* Description of the task *
Write out every line below that includes the word "loyers".

[Extracted data entries]

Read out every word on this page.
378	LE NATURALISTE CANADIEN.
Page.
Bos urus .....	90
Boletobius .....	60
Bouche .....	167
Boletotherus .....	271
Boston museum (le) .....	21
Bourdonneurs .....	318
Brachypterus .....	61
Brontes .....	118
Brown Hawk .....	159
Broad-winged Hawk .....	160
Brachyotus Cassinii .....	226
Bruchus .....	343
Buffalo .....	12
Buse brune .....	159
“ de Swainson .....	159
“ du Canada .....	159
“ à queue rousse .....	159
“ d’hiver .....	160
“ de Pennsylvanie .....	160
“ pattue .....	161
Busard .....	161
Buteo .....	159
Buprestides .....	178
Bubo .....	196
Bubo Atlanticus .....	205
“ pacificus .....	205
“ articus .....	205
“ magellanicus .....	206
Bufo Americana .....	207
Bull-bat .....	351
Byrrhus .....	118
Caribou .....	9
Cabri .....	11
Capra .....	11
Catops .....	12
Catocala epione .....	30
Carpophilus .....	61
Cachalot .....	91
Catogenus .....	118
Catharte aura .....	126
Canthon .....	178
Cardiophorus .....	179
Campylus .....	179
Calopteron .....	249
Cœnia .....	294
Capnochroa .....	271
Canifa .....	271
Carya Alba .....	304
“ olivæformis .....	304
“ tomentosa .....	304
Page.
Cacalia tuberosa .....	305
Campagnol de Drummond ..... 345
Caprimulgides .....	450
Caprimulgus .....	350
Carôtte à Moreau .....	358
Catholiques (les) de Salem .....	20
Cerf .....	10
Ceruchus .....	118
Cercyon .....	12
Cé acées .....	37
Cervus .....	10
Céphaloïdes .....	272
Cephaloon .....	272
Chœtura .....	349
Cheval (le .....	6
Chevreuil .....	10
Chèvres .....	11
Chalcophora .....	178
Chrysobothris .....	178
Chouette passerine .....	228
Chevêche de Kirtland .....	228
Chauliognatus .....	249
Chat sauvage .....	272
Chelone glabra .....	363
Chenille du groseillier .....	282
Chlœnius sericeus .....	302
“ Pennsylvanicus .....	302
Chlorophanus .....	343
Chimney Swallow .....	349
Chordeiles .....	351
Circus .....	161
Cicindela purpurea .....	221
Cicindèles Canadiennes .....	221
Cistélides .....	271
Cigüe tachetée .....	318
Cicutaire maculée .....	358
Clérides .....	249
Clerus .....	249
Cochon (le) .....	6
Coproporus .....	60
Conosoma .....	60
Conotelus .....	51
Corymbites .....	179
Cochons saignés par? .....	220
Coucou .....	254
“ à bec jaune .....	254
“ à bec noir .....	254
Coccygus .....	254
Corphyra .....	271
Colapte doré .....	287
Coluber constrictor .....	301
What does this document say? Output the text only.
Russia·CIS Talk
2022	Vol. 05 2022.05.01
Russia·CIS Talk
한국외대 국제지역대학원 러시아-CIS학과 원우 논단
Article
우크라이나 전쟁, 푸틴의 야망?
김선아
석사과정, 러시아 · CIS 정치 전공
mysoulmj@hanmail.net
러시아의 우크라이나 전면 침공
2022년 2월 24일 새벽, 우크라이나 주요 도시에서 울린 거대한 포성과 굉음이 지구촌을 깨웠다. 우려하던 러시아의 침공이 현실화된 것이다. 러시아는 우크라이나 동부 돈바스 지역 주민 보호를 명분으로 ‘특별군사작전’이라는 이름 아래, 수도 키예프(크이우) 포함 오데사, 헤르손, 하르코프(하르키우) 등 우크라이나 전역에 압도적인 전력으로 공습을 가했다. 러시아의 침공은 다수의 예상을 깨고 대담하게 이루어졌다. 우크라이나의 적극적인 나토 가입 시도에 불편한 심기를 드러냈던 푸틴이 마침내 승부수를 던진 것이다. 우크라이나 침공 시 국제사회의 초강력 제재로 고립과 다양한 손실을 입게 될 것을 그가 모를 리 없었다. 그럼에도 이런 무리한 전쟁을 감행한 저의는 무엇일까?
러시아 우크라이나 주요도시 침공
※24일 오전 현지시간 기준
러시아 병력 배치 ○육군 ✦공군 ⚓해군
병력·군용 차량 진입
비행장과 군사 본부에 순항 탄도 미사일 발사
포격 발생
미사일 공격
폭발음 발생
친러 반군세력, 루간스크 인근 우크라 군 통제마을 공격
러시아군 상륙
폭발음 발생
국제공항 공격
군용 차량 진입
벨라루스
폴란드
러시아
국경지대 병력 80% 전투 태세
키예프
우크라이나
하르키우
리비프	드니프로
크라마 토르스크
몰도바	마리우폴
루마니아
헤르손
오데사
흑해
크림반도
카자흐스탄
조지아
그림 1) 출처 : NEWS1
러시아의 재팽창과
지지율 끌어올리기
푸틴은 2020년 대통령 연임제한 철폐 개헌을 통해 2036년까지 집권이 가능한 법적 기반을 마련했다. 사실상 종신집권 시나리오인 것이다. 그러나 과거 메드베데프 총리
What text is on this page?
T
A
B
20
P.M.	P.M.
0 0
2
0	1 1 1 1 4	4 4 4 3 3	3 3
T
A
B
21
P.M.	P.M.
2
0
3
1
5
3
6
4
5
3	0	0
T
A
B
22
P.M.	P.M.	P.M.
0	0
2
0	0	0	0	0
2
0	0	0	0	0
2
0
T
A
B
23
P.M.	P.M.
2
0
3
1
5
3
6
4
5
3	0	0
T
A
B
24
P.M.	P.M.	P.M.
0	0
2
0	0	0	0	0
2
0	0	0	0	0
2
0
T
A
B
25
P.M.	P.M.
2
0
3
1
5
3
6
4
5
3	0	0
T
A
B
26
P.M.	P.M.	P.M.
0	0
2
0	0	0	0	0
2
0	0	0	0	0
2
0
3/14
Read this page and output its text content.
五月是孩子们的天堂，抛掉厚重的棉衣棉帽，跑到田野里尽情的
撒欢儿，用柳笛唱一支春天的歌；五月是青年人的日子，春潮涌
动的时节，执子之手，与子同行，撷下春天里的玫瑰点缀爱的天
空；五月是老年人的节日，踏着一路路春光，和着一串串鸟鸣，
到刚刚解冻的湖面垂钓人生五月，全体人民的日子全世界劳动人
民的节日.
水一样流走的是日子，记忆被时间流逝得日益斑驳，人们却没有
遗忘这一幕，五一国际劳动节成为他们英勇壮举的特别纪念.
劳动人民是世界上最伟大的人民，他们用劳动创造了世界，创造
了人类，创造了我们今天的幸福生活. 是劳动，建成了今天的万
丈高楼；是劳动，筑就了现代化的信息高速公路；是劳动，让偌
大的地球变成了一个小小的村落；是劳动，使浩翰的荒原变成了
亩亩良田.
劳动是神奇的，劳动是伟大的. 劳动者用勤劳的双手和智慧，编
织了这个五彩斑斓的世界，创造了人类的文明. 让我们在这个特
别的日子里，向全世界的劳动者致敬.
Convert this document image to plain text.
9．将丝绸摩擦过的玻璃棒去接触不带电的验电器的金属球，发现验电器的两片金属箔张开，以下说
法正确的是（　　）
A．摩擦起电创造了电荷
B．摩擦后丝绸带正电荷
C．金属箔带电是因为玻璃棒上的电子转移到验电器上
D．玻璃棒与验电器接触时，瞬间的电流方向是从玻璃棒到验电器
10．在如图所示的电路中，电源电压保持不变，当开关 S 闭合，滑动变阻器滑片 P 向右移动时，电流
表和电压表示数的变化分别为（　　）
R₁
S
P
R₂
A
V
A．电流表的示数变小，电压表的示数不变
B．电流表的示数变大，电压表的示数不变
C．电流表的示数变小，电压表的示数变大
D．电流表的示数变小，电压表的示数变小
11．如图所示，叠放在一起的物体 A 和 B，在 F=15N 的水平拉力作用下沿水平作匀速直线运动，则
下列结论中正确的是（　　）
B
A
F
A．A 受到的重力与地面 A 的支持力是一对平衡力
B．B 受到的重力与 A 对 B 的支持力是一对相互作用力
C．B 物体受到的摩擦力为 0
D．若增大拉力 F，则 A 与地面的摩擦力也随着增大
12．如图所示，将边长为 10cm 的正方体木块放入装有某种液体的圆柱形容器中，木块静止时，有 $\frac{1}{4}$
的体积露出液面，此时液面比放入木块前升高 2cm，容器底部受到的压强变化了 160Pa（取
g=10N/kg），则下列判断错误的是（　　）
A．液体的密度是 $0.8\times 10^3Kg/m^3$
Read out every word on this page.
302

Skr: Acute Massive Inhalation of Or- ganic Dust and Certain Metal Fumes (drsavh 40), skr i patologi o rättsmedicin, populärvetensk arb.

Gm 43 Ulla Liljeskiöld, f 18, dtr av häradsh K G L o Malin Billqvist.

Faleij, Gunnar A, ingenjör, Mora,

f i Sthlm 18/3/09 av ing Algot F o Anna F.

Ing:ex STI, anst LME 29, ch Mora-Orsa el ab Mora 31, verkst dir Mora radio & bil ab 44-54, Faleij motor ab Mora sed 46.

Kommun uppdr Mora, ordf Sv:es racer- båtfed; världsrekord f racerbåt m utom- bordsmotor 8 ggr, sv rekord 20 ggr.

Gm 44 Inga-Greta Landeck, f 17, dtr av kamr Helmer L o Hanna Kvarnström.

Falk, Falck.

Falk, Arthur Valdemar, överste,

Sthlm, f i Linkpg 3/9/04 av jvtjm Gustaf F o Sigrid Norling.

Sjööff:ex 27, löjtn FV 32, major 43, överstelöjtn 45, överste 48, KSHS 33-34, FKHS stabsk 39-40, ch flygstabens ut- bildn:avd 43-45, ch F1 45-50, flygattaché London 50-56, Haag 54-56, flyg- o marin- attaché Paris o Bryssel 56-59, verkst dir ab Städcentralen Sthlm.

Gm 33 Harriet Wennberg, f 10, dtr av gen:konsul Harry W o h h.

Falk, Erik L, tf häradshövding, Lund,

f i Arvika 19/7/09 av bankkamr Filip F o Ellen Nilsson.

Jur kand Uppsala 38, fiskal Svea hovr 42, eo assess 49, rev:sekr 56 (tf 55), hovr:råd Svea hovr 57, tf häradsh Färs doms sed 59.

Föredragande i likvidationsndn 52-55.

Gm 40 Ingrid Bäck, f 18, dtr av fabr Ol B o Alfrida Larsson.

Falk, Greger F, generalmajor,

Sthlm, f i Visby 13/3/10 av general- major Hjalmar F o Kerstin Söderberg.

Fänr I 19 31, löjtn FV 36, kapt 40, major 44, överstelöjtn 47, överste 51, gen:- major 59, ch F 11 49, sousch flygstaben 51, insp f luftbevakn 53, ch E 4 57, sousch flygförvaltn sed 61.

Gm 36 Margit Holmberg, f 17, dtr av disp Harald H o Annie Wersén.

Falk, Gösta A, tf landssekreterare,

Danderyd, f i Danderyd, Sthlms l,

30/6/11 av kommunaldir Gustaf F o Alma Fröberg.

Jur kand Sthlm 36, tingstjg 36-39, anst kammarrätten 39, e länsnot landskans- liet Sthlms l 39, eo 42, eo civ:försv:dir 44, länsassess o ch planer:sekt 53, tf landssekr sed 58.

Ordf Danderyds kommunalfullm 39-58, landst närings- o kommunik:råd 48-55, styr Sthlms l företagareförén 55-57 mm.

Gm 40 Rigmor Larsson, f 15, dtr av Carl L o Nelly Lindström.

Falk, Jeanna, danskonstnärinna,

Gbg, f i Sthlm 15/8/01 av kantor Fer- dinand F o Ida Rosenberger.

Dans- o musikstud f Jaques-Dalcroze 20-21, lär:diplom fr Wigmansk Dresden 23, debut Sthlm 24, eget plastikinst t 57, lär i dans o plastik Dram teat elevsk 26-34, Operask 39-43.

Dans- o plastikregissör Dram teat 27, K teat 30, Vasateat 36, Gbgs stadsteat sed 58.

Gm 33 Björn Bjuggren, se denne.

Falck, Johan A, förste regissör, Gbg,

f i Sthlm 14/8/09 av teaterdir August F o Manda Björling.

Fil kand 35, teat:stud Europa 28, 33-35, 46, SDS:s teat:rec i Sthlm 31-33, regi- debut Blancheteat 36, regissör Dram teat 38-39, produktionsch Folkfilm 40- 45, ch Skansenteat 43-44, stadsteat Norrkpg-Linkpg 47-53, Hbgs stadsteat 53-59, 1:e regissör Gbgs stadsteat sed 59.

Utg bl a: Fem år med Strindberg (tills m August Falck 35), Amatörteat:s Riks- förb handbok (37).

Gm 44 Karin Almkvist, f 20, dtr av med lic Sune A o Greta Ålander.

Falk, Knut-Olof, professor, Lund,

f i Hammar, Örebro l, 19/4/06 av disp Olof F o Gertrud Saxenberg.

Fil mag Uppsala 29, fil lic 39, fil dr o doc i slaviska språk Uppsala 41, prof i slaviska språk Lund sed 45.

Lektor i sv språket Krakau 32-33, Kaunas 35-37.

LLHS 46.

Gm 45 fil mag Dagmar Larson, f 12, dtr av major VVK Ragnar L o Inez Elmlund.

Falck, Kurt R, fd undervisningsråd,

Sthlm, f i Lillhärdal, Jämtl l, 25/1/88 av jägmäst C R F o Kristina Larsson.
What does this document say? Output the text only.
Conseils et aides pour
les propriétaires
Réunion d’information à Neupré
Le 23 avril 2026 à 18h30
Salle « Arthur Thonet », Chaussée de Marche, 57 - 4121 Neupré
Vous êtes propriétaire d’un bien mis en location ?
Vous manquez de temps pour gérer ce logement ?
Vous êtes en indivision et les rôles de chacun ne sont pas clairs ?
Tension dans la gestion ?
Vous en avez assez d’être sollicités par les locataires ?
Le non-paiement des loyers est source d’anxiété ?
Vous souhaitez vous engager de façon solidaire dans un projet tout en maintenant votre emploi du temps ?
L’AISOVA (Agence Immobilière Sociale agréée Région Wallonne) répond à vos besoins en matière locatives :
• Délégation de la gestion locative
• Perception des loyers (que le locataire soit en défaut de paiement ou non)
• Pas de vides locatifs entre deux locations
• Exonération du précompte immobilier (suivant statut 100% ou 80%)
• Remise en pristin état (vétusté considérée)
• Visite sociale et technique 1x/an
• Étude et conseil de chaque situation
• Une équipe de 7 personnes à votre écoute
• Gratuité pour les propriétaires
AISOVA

* Full output *
Le non-paiement des loyers est source d’anxiété ?
• Perception des loyers (que le locataire soit en défaut de paiement ou non)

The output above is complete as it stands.